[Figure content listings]
---*---
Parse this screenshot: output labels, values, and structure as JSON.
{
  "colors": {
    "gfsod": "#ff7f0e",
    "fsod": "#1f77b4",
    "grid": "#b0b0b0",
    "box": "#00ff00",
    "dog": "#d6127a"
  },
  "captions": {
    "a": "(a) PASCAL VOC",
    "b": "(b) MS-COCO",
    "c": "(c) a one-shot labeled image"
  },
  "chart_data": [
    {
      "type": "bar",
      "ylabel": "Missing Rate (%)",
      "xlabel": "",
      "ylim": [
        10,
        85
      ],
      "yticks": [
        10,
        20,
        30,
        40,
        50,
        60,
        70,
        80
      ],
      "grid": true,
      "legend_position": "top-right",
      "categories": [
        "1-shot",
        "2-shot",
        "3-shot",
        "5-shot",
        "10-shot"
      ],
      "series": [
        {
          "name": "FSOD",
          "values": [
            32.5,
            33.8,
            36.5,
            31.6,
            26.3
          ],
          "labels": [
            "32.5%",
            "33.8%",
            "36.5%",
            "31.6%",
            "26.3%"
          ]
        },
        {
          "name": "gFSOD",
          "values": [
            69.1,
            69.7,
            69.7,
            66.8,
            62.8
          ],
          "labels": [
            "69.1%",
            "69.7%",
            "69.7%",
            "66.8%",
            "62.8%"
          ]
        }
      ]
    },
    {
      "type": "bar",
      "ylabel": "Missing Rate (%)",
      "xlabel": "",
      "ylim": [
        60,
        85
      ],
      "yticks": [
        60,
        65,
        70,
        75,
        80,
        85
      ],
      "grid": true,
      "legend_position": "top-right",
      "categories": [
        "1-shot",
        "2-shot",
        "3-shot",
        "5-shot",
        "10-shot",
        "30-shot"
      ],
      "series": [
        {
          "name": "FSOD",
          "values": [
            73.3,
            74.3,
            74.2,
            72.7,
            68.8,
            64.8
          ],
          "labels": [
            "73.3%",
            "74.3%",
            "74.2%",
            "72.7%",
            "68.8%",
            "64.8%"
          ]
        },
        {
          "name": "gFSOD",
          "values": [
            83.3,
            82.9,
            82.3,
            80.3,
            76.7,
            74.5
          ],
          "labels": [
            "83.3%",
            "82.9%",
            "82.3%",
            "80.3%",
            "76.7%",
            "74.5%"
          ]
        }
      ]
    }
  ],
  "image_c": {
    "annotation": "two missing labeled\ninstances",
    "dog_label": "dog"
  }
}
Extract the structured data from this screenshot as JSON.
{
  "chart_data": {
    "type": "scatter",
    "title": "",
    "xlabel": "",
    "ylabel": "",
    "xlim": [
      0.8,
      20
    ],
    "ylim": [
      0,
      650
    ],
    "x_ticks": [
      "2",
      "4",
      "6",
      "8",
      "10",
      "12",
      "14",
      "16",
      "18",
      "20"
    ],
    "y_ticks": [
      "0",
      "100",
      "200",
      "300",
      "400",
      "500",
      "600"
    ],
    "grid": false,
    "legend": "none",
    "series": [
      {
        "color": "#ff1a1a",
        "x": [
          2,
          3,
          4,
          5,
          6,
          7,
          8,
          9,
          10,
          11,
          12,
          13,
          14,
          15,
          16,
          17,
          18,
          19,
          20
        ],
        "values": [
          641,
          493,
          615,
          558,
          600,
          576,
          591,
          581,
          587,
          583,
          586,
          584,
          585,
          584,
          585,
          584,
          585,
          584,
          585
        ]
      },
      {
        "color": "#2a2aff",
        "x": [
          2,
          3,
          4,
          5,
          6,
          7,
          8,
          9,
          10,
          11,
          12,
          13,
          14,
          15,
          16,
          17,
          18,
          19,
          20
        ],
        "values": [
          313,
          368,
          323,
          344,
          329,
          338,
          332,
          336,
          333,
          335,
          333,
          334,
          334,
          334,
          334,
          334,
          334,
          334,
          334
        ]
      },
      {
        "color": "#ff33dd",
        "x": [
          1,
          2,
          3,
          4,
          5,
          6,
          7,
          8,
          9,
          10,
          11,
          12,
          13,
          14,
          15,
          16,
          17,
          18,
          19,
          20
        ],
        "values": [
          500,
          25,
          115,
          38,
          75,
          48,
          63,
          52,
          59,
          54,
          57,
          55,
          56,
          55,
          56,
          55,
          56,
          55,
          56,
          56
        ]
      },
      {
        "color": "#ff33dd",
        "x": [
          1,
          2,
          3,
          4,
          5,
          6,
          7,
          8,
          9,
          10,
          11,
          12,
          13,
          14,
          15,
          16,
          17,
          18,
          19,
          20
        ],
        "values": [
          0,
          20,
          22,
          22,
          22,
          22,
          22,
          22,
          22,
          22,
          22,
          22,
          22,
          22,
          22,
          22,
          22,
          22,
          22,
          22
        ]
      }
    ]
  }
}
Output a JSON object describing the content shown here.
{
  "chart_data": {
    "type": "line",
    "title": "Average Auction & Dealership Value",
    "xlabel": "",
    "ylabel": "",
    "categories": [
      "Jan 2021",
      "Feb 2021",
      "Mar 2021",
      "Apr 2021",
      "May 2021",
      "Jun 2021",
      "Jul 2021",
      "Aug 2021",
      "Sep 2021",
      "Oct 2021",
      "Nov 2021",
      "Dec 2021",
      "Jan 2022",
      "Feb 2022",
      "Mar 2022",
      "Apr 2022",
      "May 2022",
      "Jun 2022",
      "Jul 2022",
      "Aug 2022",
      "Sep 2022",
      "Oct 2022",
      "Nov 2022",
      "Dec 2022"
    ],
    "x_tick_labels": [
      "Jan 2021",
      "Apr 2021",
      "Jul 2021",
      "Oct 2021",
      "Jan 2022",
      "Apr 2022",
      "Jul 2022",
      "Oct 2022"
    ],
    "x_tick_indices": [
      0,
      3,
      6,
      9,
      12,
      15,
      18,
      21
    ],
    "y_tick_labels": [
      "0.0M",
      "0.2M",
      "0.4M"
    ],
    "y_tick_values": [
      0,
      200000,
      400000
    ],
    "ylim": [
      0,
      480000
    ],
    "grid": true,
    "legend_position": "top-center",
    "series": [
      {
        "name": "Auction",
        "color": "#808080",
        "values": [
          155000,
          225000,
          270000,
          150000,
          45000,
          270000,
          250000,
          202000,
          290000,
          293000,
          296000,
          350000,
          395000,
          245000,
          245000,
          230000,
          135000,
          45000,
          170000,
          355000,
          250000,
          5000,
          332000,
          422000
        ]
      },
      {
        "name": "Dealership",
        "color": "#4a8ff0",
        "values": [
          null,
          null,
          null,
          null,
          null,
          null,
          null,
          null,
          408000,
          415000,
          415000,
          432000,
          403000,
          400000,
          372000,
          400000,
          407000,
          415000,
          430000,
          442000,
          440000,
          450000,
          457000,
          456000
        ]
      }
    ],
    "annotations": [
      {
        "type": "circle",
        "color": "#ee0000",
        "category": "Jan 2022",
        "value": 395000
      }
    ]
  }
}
---*---
> **Task instructions**: From the data above, extract every line in its exact form.

> **Solution to this task**:
Parse this screenshot: output labels, values, and structure as JSON.
{
  "colors": {
    "gfsod": "#ff7f0e",
    "fsod": "#1f77b4",
    "grid": "#b0b0b0",
    "box": "#00ff00",
    "dog": "#d6127a"
  },
  "captions": {
    "a": "(a) PASCAL VOC",
    "b": "(b) MS-COCO",
    "c": "(c) a one-shot labeled image"
  },
  "chart_data": [
    {
      "type": "bar",
      "ylabel": "Missing Rate (%)",
      "xlabel": "",
      "ylim": [
        10,
        85
      ],
      "yticks": [
        10,
        20,
        30,
        40,
        50,
        60,
        70,
        80
      ],
      "grid": true,
      "legend_position": "top-right",
      "categories": [
        "1-shot",
        "2-shot",
        "3-shot",
        "5-shot",
        "10-shot"
      ],
      "series": [
        {
          "name": "FSOD",
          "values": [
            32.5,
            33.8,
            36.5,
            31.6,
            26.3
          ],
          "labels": [
            "32.5%",
            "33.8%",
            "36.5%",
            "31.6%",
            "26.3%"
          ]
        },
        {
          "name": "gFSOD",
          "values": [
            69.1,
            69.7,
            69.7,
            66.8,
            62.8
          ],
          "labels": [
            "69.1%",
            "69.7%",
            "69.7%",
            "66.8%",
            "62.8%"
          ]
        }
      ]
    },
    {
      "type": "bar",
      "ylabel": "Missing Rate (%)",
      "xlabel": "",
      "ylim": [
        60,
        85
      ],
      "yticks": [
        60,
        65,
        70,
        75,
        80,
        85
      ],
      "grid": true,
      "legend_position": "top-right",
      "categories": [
        "1-shot",
        "2-shot",
        "3-shot",
        "5-shot",
        "10-shot",
        "30-shot"
      ],
      "series": [
        {
          "name": "FSOD",
          "values": [
            73.3,
            74.3,
            74.2,
            72.7,
            68.8,
            64.8
          ],
          "labels": [
            "73.3%",
            "74.3%",
            "74.2%",
            "72.7%",
            "68.8%",
            "64.8%"
          ]
        },
        {
          "name": "gFSOD",
          "values": [
            83.3,
            82.9,
            82.3,
            80.3,
            76.7,
            74.5
          ],
          "labels": [
            "83.3%",
            "82.9%",
            "82.3%",
            "80.3%",
            "76.7%",
            "74.5%"
          ]
        }
      ]
    }
  ],
  "image_c": {
    "annotation": "two missing labeled\ninstances",
    "dog_label": "dog"
  }
}
Extract the structured data from this screenshot as JSON.
{
  "chart_data": {
    "type": "scatter",
    "title": "",
    "xlabel": "",
    "ylabel": "",
    "xlim": [
      0.8,
      20
    ],
    "ylim": [
      0,
      650
    ],
    "x_ticks": [
      "2",
      "4",
      "6",
      "8",
      "10",
      "12",
      "14",
      "16",
      "18",
      "20"
    ],
    "y_ticks": [
      "0",
      "100",
      "200",
      "300",
      "400",
      "500",
      "600"
    ],
    "grid": false,
    "legend": "none",
    "series": [
      {
        "color": "#ff1a1a",
        "x": [
          2,
          3,
          4,
          5,
          6,
          7,
          8,
          9,
          10,
          11,
          12,
          13,
          14,
          15,
          16,
          17,
          18,
          19,
          20
        ],
        "values": [
          641,
          493,
          615,
          558,
          600,
          576,
          591,
          581,
          587,
          583,
          586,
          584,
          585,
          584,
          585,
          584,
          585,
          584,
          585
        ]
      },
      {
        "color": "#2a2aff",
        "x": [
          2,
          3,
          4,
          5,
          6,
          7,
          8,
          9,
          10,
          11,
          12,
          13,
          14,
          15,
          16,
          17,
          18,
          19,
          20
        ],
        "values": [
          313,
          368,
          323,
          344,
          329,
          338,
          332,
          336,
          333,
          335,
          333,
          334,
          334,
          334,
          334,
          334,
          334,
          334,
          334
        ]
      },
      {
        "color": "#ff33dd",
        "x": [
          1,
          2,
          3,
          4,
          5,
          6,
          7,
          8,
          9,
          10,
          11,
          12,
          13,
          14,
          15,
          16,
          17,
          18,
          19,
          20
        ],
        "values": [
          500,
          25,
          115,
          38,
          75,
          48,
          63,
          52,
          59,
          54,
          57,
          55,
          56,
          55,
          56,
          55,
          56,
          55,
          56,
          56
        ]
      },
      {
        "color": "#ff33dd",
        "x": [
          1,
          2,
          3,
          4,
          5,
          6,
          7,
          8,
          9,
          10,
          11,
          12,
          13,
          14,
          15,
          16,
          17,
          18,
          19,
          20
        ],
        "values": [
          0,
          20,
          22,
          22,
          22,
          22,
          22,
          22,
          22,
          22,
          22,
          22,
          22,
          22,
          22,
          22,
          22,
          22,
          22,
          22
        ]
      }
    ]
  }
}
Output a JSON object describing the content shown here.
{
  "chart_data": {
    "type": "line",
    "title": "Average Auction & Dealership Value",
    "xlabel": "",
    "ylabel": "",
    "categories": [
      "Jan 2021",
      "Feb 2021",
      "Mar 2021",
      "Apr 2021",
      "May 2021",
      "Jun 2021",
      "Jul 2021",
      "Aug 2021",
      "Sep 2021",
      "Oct 2021",
      "Nov 2021",
      "Dec 2021",
      "Jan 2022",
      "Feb 2022",
      "Mar 2022",
      "Apr 2022",
      "May 2022",
      "Jun 2022",
      "Jul 2022",
      "Aug 2022",
      "Sep 2022",
      "Oct 2022",
      "Nov 2022",
      "Dec 2022"
    ],
    "x_tick_labels": [
      "Jan 2021",
      "Apr 2021",
      "Jul 2021",
      "Oct 2021",
      "Jan 2022",
      "Apr 2022",
      "Jul 2022",
      "Oct 2022"
    ],
    "x_tick_indices": [
      0,
      3,
      6,
      9,
      12,
      15,
      18,
      21
    ],
    "y_tick_labels": [
      "0.0M",
      "0.2M",
      "0.4M"
    ],
    "y_tick_values": [
      0,
      200000,
      400000
    ],
    "ylim": [
      0,
      480000
    ],
    "grid": true,
    "legend_position": "top-center",
    "series": [
      {
        "name": "Auction",
        "color": "#808080",
        "values": [
          155000,
          225000,
          270000,
          150000,
          45000,
          270000,
          250000,
          202000,
          290000,
          293000,
          296000,
          350000,
          395000,
          245000,
          245000,
          230000,
          135000,
          45000,
          170000,
          355000,
          250000,
          5000,
          332000,
          422000
        ]
      },
      {
        "name": "Dealership",
        "color": "#4a8ff0",
        "values": [
          null,
          null,
          null,
          null,
          null,
          null,
          null,
          null,
          408000,
          415000,
          415000,
          432000,
          403000,
          400000,
          372000,
          400000,
          407000,
          415000,
          430000,
          442000,
          440000,
          450000,
          457000,
          456000
        ]
      }
    ],
    "annotations": [
      {
        "type": "circle",
        "color": "#ee0000",
        "category": "Jan 2022",
        "value": 395000
      }
    ]
  }
}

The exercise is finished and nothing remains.